▸ Extracted data entries:
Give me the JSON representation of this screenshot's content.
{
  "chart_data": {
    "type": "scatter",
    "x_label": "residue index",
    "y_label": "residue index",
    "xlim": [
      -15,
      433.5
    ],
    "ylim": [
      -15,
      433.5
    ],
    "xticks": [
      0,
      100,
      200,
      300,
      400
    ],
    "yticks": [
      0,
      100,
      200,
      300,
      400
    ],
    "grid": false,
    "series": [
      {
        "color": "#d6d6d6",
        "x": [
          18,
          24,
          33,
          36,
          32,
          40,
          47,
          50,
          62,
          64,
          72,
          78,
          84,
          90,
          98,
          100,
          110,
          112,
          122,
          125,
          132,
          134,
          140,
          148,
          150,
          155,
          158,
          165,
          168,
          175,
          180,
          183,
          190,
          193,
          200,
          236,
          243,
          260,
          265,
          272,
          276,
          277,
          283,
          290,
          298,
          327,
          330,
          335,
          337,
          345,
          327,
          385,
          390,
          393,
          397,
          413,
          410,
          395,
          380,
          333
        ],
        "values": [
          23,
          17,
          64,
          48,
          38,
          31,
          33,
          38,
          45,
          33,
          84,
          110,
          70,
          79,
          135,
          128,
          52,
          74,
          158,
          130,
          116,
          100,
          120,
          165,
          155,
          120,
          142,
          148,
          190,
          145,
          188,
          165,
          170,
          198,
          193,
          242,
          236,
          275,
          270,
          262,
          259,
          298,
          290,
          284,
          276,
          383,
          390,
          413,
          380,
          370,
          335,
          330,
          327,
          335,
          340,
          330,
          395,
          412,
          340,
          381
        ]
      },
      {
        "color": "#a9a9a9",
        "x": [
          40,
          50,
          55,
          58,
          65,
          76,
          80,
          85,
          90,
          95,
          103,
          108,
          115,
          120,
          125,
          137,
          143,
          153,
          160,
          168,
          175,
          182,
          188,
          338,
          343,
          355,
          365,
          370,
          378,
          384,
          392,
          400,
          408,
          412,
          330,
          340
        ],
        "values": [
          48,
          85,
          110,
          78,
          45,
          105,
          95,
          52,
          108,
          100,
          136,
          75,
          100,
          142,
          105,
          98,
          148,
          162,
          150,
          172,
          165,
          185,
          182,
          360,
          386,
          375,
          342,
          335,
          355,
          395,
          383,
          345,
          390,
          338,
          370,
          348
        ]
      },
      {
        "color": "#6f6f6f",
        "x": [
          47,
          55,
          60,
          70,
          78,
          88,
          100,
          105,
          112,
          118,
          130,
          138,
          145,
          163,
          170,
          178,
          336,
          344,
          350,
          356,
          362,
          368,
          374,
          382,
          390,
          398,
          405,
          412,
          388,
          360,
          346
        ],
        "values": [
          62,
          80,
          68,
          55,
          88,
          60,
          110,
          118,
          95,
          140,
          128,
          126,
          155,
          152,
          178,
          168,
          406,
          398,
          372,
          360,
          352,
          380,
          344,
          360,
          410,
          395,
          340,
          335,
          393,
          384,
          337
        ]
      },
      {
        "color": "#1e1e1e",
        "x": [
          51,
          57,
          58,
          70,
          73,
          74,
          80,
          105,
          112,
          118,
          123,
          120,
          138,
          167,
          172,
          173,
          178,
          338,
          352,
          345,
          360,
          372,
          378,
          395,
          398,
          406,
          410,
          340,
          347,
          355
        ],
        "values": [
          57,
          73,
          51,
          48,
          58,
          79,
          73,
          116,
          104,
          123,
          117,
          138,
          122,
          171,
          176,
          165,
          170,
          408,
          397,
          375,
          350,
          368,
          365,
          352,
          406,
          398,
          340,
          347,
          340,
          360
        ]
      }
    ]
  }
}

* * *

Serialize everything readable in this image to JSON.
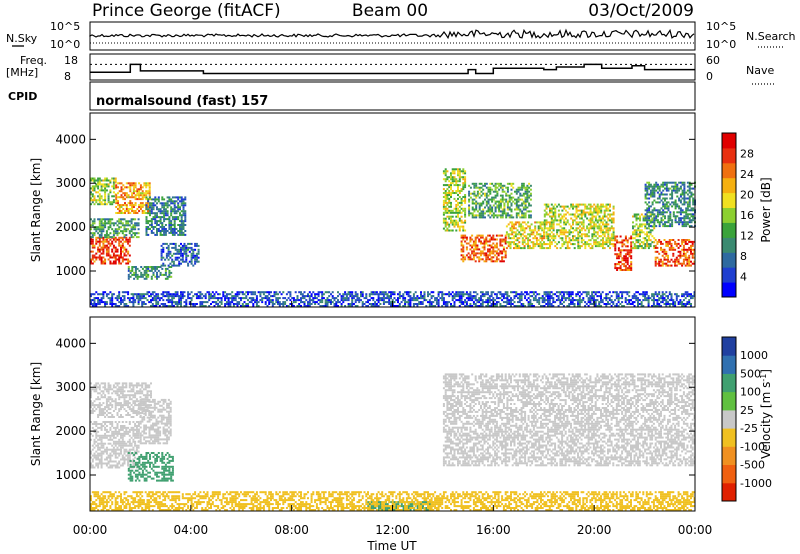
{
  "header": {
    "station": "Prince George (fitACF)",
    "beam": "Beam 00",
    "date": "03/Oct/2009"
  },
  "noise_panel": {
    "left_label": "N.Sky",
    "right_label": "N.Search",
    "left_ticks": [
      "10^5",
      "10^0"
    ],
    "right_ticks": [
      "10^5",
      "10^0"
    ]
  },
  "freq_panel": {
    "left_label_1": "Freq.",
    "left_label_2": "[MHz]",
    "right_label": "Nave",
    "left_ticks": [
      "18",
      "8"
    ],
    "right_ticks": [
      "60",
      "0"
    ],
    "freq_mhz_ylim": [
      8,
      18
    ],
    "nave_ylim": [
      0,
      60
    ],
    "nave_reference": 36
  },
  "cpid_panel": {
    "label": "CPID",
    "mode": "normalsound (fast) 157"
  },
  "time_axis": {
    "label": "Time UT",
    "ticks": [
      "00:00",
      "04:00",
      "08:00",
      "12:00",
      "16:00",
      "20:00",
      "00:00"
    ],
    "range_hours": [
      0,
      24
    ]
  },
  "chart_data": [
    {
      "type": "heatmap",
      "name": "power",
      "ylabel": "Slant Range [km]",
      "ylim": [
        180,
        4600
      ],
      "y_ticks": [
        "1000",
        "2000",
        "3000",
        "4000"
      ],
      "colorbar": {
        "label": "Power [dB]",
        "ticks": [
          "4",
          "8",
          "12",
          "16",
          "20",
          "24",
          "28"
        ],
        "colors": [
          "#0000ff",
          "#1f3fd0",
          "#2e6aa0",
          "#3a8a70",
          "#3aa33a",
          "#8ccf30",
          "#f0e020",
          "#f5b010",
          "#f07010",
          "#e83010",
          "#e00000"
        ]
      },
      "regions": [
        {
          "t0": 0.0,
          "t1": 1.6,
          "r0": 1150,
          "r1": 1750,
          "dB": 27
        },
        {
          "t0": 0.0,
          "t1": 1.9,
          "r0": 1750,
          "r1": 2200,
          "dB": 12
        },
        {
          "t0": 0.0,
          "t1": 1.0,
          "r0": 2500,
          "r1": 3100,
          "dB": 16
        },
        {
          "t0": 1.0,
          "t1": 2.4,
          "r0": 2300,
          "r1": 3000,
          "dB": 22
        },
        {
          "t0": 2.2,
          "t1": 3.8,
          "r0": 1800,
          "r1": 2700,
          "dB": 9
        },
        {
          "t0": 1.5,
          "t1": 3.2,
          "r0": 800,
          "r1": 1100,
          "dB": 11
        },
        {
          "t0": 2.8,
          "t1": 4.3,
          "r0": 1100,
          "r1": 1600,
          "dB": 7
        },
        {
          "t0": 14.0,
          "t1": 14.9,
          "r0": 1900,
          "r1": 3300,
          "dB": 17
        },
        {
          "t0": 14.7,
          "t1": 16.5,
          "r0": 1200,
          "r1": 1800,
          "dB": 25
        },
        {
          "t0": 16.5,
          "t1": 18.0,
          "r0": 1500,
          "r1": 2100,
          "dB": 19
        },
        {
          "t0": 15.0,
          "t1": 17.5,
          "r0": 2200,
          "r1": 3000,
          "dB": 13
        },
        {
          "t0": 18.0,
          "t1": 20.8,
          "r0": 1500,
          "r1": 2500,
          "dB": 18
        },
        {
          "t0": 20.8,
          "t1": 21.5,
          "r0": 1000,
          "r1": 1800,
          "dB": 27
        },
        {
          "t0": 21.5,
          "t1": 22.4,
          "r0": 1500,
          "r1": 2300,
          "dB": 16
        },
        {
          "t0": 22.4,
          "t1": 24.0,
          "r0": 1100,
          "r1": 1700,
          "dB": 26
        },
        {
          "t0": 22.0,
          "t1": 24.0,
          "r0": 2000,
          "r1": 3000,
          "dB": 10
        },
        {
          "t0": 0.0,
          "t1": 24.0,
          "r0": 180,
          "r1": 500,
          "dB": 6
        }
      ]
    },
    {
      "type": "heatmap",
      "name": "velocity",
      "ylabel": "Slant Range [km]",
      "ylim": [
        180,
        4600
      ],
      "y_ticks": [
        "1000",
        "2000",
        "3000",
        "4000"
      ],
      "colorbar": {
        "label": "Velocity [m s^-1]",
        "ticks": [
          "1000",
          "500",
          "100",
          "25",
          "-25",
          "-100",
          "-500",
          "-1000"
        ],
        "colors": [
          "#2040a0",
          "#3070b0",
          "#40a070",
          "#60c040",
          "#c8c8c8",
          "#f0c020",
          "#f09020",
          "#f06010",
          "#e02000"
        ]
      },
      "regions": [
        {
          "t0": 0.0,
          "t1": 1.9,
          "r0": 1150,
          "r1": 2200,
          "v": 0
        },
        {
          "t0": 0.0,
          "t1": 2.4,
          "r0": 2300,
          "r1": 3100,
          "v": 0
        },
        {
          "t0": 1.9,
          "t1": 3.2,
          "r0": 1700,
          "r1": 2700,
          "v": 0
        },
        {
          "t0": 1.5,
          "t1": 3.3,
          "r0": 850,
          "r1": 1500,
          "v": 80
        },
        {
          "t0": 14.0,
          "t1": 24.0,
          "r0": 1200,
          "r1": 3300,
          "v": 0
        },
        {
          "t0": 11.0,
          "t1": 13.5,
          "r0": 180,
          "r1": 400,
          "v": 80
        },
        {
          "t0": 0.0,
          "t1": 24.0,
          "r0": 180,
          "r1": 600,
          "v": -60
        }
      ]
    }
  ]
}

--

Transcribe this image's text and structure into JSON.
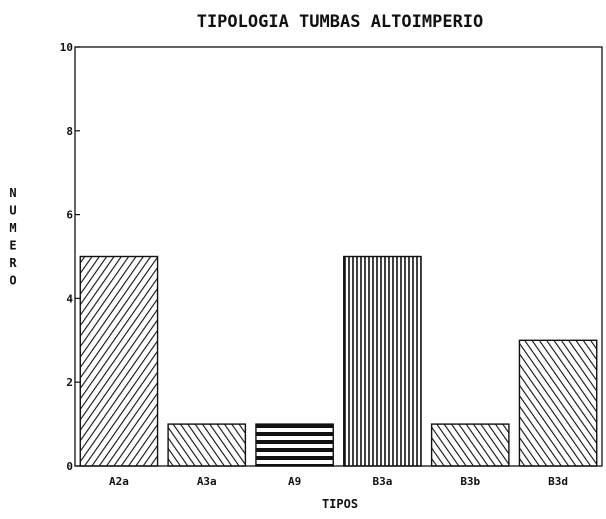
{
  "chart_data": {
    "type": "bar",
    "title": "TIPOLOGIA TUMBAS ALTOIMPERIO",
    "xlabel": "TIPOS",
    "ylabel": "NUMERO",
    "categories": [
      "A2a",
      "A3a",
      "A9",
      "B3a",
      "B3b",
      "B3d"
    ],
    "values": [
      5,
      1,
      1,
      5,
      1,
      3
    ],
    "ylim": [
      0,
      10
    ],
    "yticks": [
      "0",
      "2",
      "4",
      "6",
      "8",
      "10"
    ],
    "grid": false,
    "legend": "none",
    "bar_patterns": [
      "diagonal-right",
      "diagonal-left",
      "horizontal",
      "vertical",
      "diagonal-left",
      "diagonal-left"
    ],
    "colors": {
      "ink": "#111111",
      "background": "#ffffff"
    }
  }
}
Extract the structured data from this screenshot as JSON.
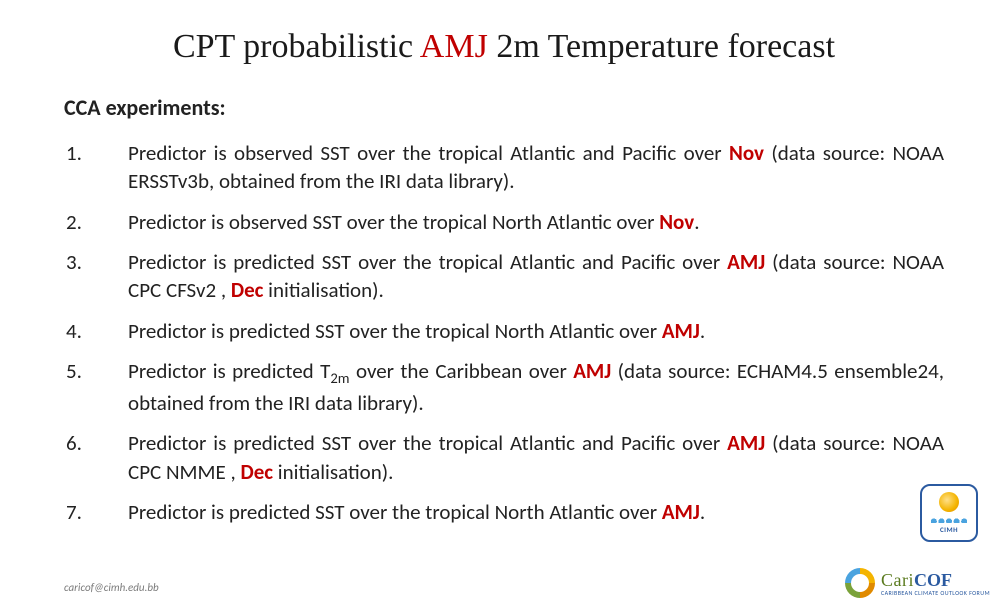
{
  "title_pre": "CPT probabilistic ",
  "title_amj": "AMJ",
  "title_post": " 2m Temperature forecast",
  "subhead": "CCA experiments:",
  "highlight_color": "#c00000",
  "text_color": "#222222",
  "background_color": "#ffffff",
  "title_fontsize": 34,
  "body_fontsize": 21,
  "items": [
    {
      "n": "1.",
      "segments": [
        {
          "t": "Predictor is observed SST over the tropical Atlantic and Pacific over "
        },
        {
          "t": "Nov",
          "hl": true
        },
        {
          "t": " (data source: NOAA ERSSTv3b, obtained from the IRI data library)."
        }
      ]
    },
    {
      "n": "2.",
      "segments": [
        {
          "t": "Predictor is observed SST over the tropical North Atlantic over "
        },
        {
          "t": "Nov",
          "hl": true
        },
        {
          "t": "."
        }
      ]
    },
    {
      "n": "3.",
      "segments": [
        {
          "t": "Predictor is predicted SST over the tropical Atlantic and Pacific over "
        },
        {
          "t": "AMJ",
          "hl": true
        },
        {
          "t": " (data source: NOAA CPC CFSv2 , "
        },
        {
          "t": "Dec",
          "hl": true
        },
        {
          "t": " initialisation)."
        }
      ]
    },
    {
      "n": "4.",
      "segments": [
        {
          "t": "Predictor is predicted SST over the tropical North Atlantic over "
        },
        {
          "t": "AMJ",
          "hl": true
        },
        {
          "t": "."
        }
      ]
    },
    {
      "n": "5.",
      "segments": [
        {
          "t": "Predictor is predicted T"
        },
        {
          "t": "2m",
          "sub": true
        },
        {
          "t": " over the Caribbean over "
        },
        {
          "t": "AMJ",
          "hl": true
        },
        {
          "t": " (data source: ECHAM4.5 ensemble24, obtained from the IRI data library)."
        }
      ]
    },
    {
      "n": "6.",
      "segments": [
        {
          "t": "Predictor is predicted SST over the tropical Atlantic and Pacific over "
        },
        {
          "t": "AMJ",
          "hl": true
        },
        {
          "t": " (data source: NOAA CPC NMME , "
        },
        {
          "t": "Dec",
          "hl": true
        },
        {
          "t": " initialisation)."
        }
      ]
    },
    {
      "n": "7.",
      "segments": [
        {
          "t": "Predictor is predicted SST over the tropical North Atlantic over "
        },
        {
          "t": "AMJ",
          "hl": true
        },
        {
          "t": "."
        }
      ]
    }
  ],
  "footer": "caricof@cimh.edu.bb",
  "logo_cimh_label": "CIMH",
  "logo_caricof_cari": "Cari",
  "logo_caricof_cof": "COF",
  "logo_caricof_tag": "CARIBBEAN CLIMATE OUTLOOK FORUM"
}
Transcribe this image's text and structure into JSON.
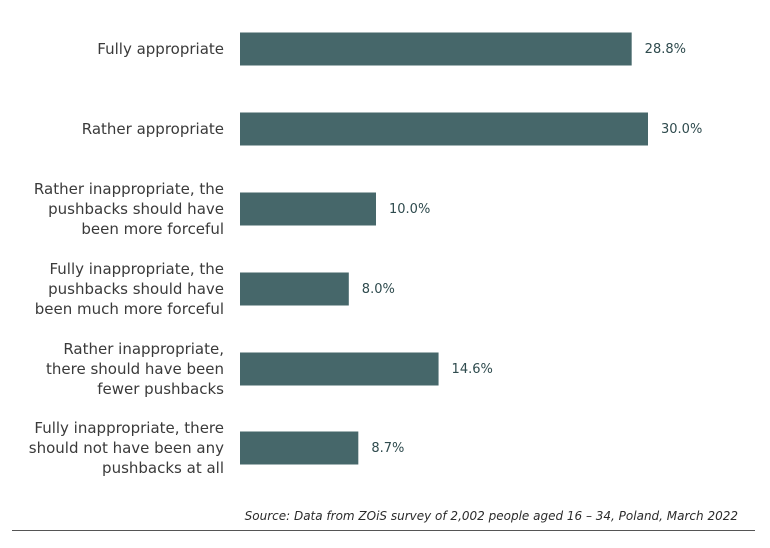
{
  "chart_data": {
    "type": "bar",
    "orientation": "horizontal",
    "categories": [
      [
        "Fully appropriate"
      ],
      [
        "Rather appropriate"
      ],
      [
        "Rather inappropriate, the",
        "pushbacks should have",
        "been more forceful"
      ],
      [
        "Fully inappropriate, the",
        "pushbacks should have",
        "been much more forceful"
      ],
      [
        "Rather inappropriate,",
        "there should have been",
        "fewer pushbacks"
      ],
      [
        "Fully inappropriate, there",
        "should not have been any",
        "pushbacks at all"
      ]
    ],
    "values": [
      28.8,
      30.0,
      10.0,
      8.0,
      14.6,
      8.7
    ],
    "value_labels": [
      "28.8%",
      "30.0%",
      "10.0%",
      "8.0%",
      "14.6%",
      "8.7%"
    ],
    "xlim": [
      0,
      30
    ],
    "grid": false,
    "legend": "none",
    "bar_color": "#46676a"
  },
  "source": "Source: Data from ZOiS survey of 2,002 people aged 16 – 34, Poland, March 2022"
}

▸ Stated exercise: Copy out each line in the listing that has the word "from".

▸ Correct answer:
Extract the structured data from this screenshot as JSON.
          "t": " (data source: NOAA ERSSTv3b, obtained from the IRI data library)."
          "t": " (data source: ECHAM4.5 ensemble24, obtained from the IRI data library)."
  "source": "Source: Data from ZOiS survey of 2,002 people aged 16 – 34, Poland, March 2022"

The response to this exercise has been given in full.